**What is needed:** Omit every picture and return the rest of the data unaltered.

* BEGIN Material shown *

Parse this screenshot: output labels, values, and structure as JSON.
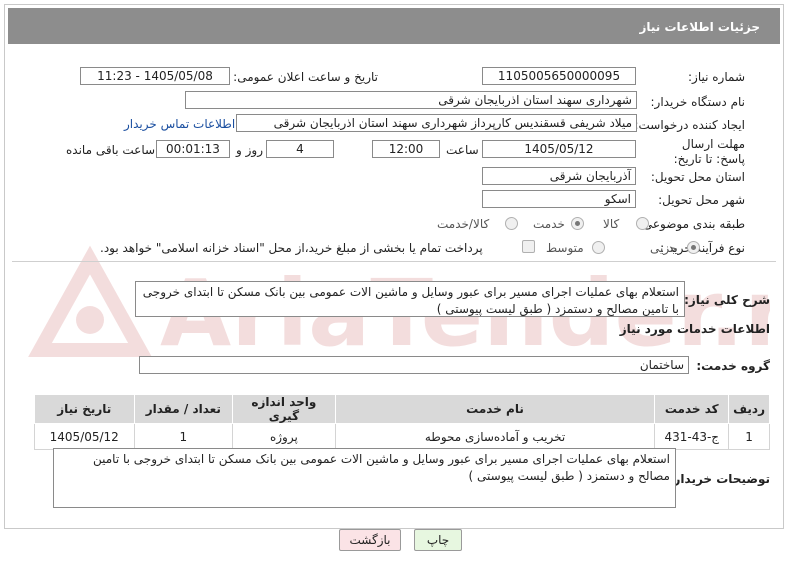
{
  "header": {
    "title": "جزئیات اطلاعات نیاز"
  },
  "form": {
    "need_number_label": "شماره نیاز:",
    "need_number": "1105005650000095",
    "announce_label": "تاریخ و ساعت اعلان عمومی:",
    "announce_value": "1405/05/08 - 11:23",
    "buyer_org_label": "نام دستگاه خریدار:",
    "buyer_org": "شهرداری سهند استان اذربایجان شرقی",
    "creator_label": "ایجاد کننده درخواست:",
    "creator": "میلاد شریفی قسقندیس کارپرداز  شهرداری سهند استان اذربایجان شرقی",
    "contact_link": "اطلاعات تماس خریدار",
    "deadline_label": "مهلت ارسال پاسخ: تا تاریخ:",
    "deadline_date": "1405/05/12",
    "time_label": "ساعت",
    "deadline_time": "12:00",
    "days_value": "4",
    "days_label": "روز و",
    "remaining_value": "00:01:13",
    "remaining_label": "ساعت باقی مانده",
    "province_label": "استان محل تحویل:",
    "province": "آذربایجان شرقی",
    "city_label": "شهر محل تحویل:",
    "city": "اسکو",
    "category_label": "طبقه بندی موضوعی:",
    "category_options": [
      {
        "label": "کالا",
        "selected": false
      },
      {
        "label": "خدمت",
        "selected": true
      },
      {
        "label": "کالا/خدمت",
        "selected": false
      }
    ],
    "process_label": "نوع فرآیند خرید :",
    "process_options": [
      {
        "label": "جزیی",
        "selected": true
      },
      {
        "label": "متوسط",
        "selected": false
      }
    ],
    "payment_note": "پرداخت تمام یا بخشی از مبلغ خرید،از محل \"اسناد خزانه اسلامی\" خواهد بود."
  },
  "summary": {
    "label": "شرح کلی نیاز:",
    "text": "استعلام بهای عملیات اجرای مسیر برای عبور وسایل و ماشین الات عمومی بین بانک مسکن تا ابتدای خروجی با تامین مصالح و دستمزد ( طبق لیست پیوستی )"
  },
  "services": {
    "section_title": "اطلاعات خدمات مورد نیاز",
    "group_label": "گروه خدمت:",
    "group_value": "ساختمان",
    "columns": [
      "ردیف",
      "کد خدمت",
      "نام خدمت",
      "واحد اندازه گیری",
      "تعداد / مقدار",
      "تاریخ نیاز"
    ],
    "rows": [
      [
        "1",
        "ج-43-431",
        "تخریب و آماده‌سازی محوطه",
        "پروژه",
        "1",
        "1405/05/12"
      ]
    ]
  },
  "buyer_notes": {
    "label": "توضیحات خریدار:",
    "text": "استعلام بهای عملیات اجرای مسیر برای عبور وسایل و ماشین الات عمومی بین بانک مسکن تا ابتدای خروجی با تامین مصالح و دستمزد ( طبق لیست پیوستی )"
  },
  "buttons": {
    "print": "چاپ",
    "back": "بازگشت"
  },
  "watermark": {
    "text": "AriaTender.net"
  },
  "colors": {
    "header_bg": "#8d8d8d",
    "link": "#1b4fa0",
    "print_bg": "#e7f7e0",
    "back_bg": "#fbe3e6"
  }
}
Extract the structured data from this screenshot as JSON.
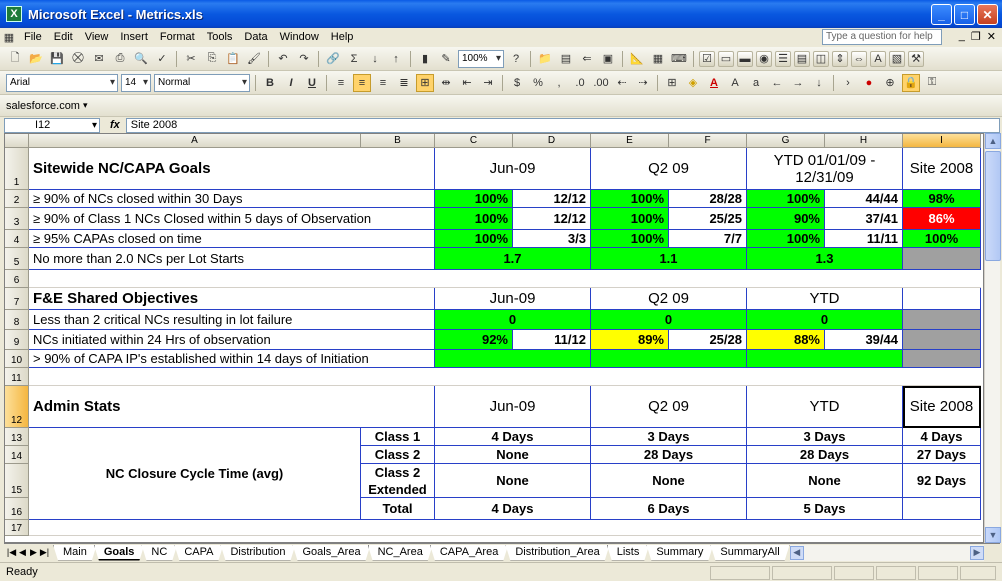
{
  "window": {
    "title": "Microsoft Excel - Metrics.xls",
    "app_glyph": "X"
  },
  "menu": [
    "File",
    "Edit",
    "View",
    "Insert",
    "Format",
    "Tools",
    "Data",
    "Window",
    "Help"
  ],
  "help_placeholder": "Type a question for help",
  "toolbar": {
    "zoom": "100%",
    "font": "Arial",
    "size": "14",
    "style": "Normal",
    "salesforce": "salesforce.com"
  },
  "formula_bar": {
    "name_box": "I12",
    "fx": "fx",
    "content": "Site 2008"
  },
  "columns": [
    "A",
    "B",
    "C",
    "D",
    "E",
    "F",
    "G",
    "H",
    "I"
  ],
  "rows": [
    "1",
    "2",
    "3",
    "4",
    "5",
    "6",
    "7",
    "8",
    "9",
    "10",
    "11",
    "12",
    "13",
    "14",
    "15",
    "16",
    "17"
  ],
  "sheet": {
    "sitewide": {
      "title": "Sitewide NC/CAPA Goals",
      "periods": [
        "Jun-09",
        "Q2 09",
        "YTD 01/01/09 - 12/31/09",
        "Site 2008"
      ],
      "rows": [
        {
          "label": "≥ 90% of NCs closed within 30 Days",
          "c": "100%",
          "d": "12/12",
          "e": "100%",
          "f": "28/28",
          "g": "100%",
          "h": "44/44",
          "i": "98%"
        },
        {
          "label": "≥ 90% of Class 1 NCs Closed within 5 days of Observation",
          "c": "100%",
          "d": "12/12",
          "e": "100%",
          "f": "25/25",
          "g": "90%",
          "h": "37/41",
          "i": "86%"
        },
        {
          "label": "≥ 95% CAPAs closed on time",
          "c": "100%",
          "d": "3/3",
          "e": "100%",
          "f": "7/7",
          "g": "100%",
          "h": "11/11",
          "i": "100%"
        },
        {
          "label": "No more than 2.0 NCs per Lot Starts",
          "jun": "1.7",
          "q2": "1.1",
          "ytd": "1.3"
        }
      ]
    },
    "fe": {
      "title": "F&E Shared Objectives",
      "periods": [
        "Jun-09",
        "Q2 09",
        "YTD"
      ],
      "rows": [
        {
          "label": "Less than 2 critical NCs resulting in lot failure",
          "jun": "0",
          "q2": "0",
          "ytd": "0"
        },
        {
          "label": "NCs initiated within 24 Hrs of observation",
          "c": "92%",
          "d": "11/12",
          "e": "89%",
          "f": "25/28",
          "g": "88%",
          "h": "39/44"
        },
        {
          "label": "> 90% of CAPA IP's established within 14 days of Initiation"
        }
      ]
    },
    "admin": {
      "title": "Admin Stats",
      "periods": [
        "Jun-09",
        "Q2 09",
        "YTD",
        "Site 2008"
      ],
      "group_label": "NC Closure Cycle Time (avg)",
      "rows": [
        {
          "cls": "Class 1",
          "jun": "4 Days",
          "q2": "3 Days",
          "ytd": "3 Days",
          "site": "4 Days"
        },
        {
          "cls": "Class 2",
          "jun": "None",
          "q2": "28 Days",
          "ytd": "28 Days",
          "site": "27 Days"
        },
        {
          "cls": "Class 2 Extended",
          "jun": "None",
          "q2": "None",
          "ytd": "None",
          "site": "92 Days"
        },
        {
          "cls": "Total",
          "jun": "4 Days",
          "q2": "6 Days",
          "ytd": "5 Days",
          "site": ""
        }
      ]
    }
  },
  "tabs": [
    "Main",
    "Goals",
    "NC",
    "CAPA",
    "Distribution",
    "Goals_Area",
    "NC_Area",
    "CAPA_Area",
    "Distribution_Area",
    "Lists",
    "Summary",
    "SummaryAll"
  ],
  "active_tab": "Goals",
  "status": "Ready",
  "colors": {
    "green": "#00ff00",
    "yellow": "#ffff00",
    "red": "#ff0000",
    "gray": "#a0a0a0",
    "border": "#2840c8"
  }
}
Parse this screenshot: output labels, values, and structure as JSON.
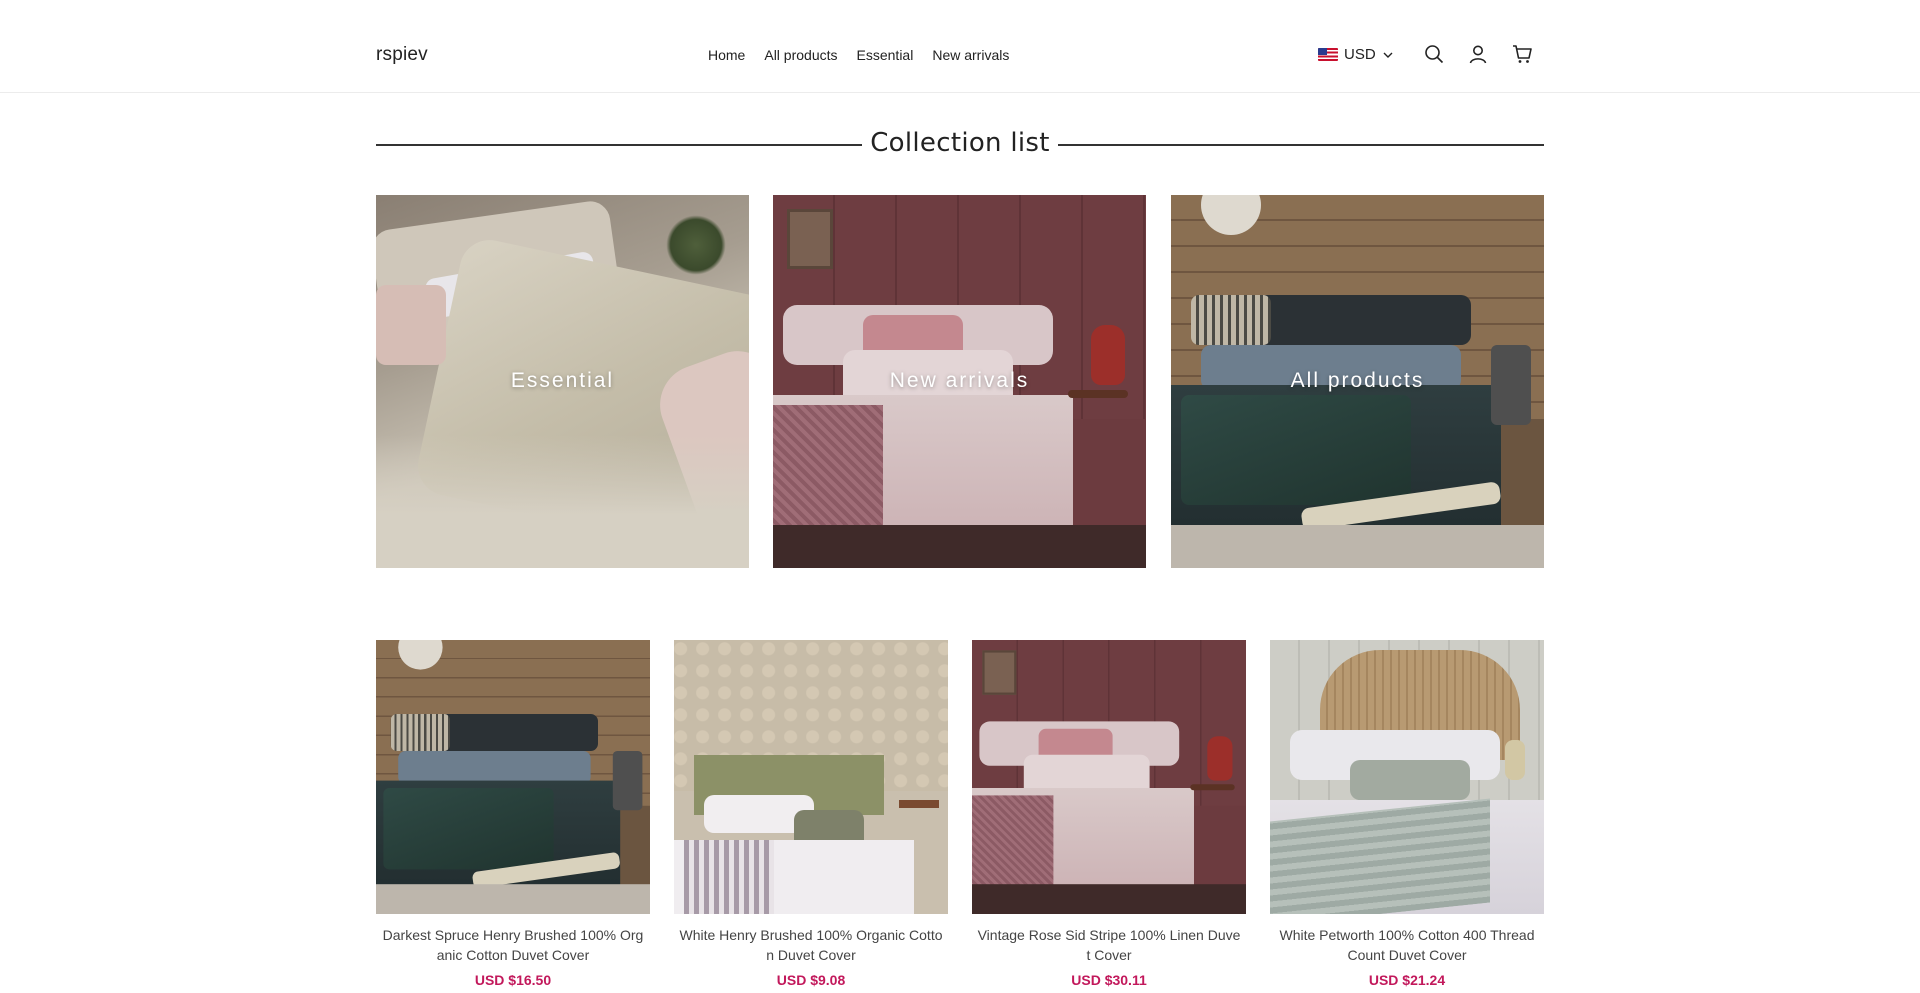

* END Material shown *

**Response:**
Parse this screenshot: output labels, values, and structure as JSON.
{
  "header": {
    "title": "جزئیات اطلاعات نیاز"
  },
  "form": {
    "need_number_label": "شماره نیاز:",
    "need_number": "1105005650000095",
    "announce_label": "تاریخ و ساعت اعلان عمومی:",
    "announce_value": "1405/05/08 - 11:23",
    "buyer_org_label": "نام دستگاه خریدار:",
    "buyer_org": "شهرداری سهند استان اذربایجان شرقی",
    "creator_label": "ایجاد کننده درخواست:",
    "creator": "میلاد شریفی قسقندیس کارپرداز  شهرداری سهند استان اذربایجان شرقی",
    "contact_link": "اطلاعات تماس خریدار",
    "deadline_label": "مهلت ارسال پاسخ: تا تاریخ:",
    "deadline_date": "1405/05/12",
    "time_label": "ساعت",
    "deadline_time": "12:00",
    "days_value": "4",
    "days_label": "روز و",
    "remaining_value": "00:01:13",
    "remaining_label": "ساعت باقی مانده",
    "province_label": "استان محل تحویل:",
    "province": "آذربایجان شرقی",
    "city_label": "شهر محل تحویل:",
    "city": "اسکو",
    "category_label": "طبقه بندی موضوعی:",
    "category_options": [
      {
        "label": "کالا",
        "selected": false
      },
      {
        "label": "خدمت",
        "selected": true
      },
      {
        "label": "کالا/خدمت",
        "selected": false
      }
    ],
    "process_label": "نوع فرآیند خرید :",
    "process_options": [
      {
        "label": "جزیی",
        "selected": true
      },
      {
        "label": "متوسط",
        "selected": false
      }
    ],
    "payment_note": "پرداخت تمام یا بخشی از مبلغ خرید،از محل \"اسناد خزانه اسلامی\" خواهد بود."
  },
  "summary": {
    "label": "شرح کلی نیاز:",
    "text": "استعلام بهای عملیات اجرای مسیر برای عبور وسایل و ماشین الات عمومی بین بانک مسکن تا ابتدای خروجی با تامین مصالح و دستمزد ( طبق لیست پیوستی )"
  },
  "services": {
    "section_title": "اطلاعات خدمات مورد نیاز",
    "group_label": "گروه خدمت:",
    "group_value": "ساختمان",
    "columns": [
      "ردیف",
      "کد خدمت",
      "نام خدمت",
      "واحد اندازه گیری",
      "تعداد / مقدار",
      "تاریخ نیاز"
    ],
    "rows": [
      [
        "1",
        "ج-43-431",
        "تخریب و آماده‌سازی محوطه",
        "پروژه",
        "1",
        "1405/05/12"
      ]
    ]
  },
  "buyer_notes": {
    "label": "توضیحات خریدار:",
    "text": "استعلام بهای عملیات اجرای مسیر برای عبور وسایل و ماشین الات عمومی بین بانک مسکن تا ابتدای خروجی با تامین مصالح و دستمزد ( طبق لیست پیوستی )"
  },
  "buttons": {
    "print": "چاپ",
    "back": "بازگشت"
  },
  "watermark": {
    "text": "AriaTender.net"
  },
  "colors": {
    "header_bg": "#8d8d8d",
    "link": "#1b4fa0",
    "print_bg": "#e7f7e0",
    "back_bg": "#fbe3e6"
  }
}
Extract the structured data from this screenshot as JSON.
{
  "window": {
    "title": "Microsoft Excel - Metrics.xls",
    "app_glyph": "X"
  },
  "menu": [
    "File",
    "Edit",
    "View",
    "Insert",
    "Format",
    "Tools",
    "Data",
    "Window",
    "Help"
  ],
  "help_placeholder": "Type a question for help",
  "toolbar": {
    "zoom": "100%",
    "font": "Arial",
    "size": "14",
    "style": "Normal",
    "salesforce": "salesforce.com"
  },
  "formula_bar": {
    "name_box": "I12",
    "fx": "fx",
    "content": "Site 2008"
  },
  "columns": [
    "A",
    "B",
    "C",
    "D",
    "E",
    "F",
    "G",
    "H",
    "I"
  ],
  "rows": [
    "1",
    "2",
    "3",
    "4",
    "5",
    "6",
    "7",
    "8",
    "9",
    "10",
    "11",
    "12",
    "13",
    "14",
    "15",
    "16",
    "17"
  ],
  "sheet": {
    "sitewide": {
      "title": "Sitewide NC/CAPA Goals",
      "periods": [
        "Jun-09",
        "Q2 09",
        "YTD 01/01/09 - 12/31/09",
        "Site 2008"
      ],
      "rows": [
        {
          "label": "≥ 90% of NCs closed within 30 Days",
          "c": "100%",
          "d": "12/12",
          "e": "100%",
          "f": "28/28",
          "g": "100%",
          "h": "44/44",
          "i": "98%"
        },
        {
          "label": "≥ 90% of Class 1 NCs Closed within 5 days of Observation",
          "c": "100%",
          "d": "12/12",
          "e": "100%",
          "f": "25/25",
          "g": "90%",
          "h": "37/41",
          "i": "86%"
        },
        {
          "label": "≥ 95% CAPAs closed on time",
          "c": "100%",
          "d": "3/3",
          "e": "100%",
          "f": "7/7",
          "g": "100%",
          "h": "11/11",
          "i": "100%"
        },
        {
          "label": "No more than 2.0 NCs per Lot Starts",
          "jun": "1.7",
          "q2": "1.1",
          "ytd": "1.3"
        }
      ]
    },
    "fe": {
      "title": "F&E Shared Objectives",
      "periods": [
        "Jun-09",
        "Q2 09",
        "YTD"
      ],
      "rows": [
        {
          "label": "Less than 2 critical NCs resulting in lot failure",
          "jun": "0",
          "q2": "0",
          "ytd": "0"
        },
        {
          "label": "NCs initiated within 24 Hrs of observation",
          "c": "92%",
          "d": "11/12",
          "e": "89%",
          "f": "25/28",
          "g": "88%",
          "h": "39/44"
        },
        {
          "label": "> 90% of CAPA IP's established within 14 days of Initiation"
        }
      ]
    },
    "admin": {
      "title": "Admin Stats",
      "periods": [
        "Jun-09",
        "Q2 09",
        "YTD",
        "Site 2008"
      ],
      "group_label": "NC Closure Cycle Time (avg)",
      "rows": [
        {
          "cls": "Class 1",
          "jun": "4 Days",
          "q2": "3 Days",
          "ytd": "3 Days",
          "site": "4 Days"
        },
        {
          "cls": "Class 2",
          "jun": "None",
          "q2": "28 Days",
          "ytd": "28 Days",
          "site": "27 Days"
        },
        {
          "cls": "Class 2 Extended",
          "jun": "None",
          "q2": "None",
          "ytd": "None",
          "site": "92 Days"
        },
        {
          "cls": "Total",
          "jun": "4 Days",
          "q2": "6 Days",
          "ytd": "5 Days",
          "site": ""
        }
      ]
    }
  },
  "tabs": [
    "Main",
    "Goals",
    "NC",
    "CAPA",
    "Distribution",
    "Goals_Area",
    "NC_Area",
    "CAPA_Area",
    "Distribution_Area",
    "Lists",
    "Summary",
    "SummaryAll"
  ],
  "active_tab": "Goals",
  "status": "Ready",
  "colors": {
    "green": "#00ff00",
    "yellow": "#ffff00",
    "red": "#ff0000",
    "gray": "#a0a0a0",
    "border": "#2840c8"
  }
}
Parse this screenshot: output labels, values, and structure as JSON.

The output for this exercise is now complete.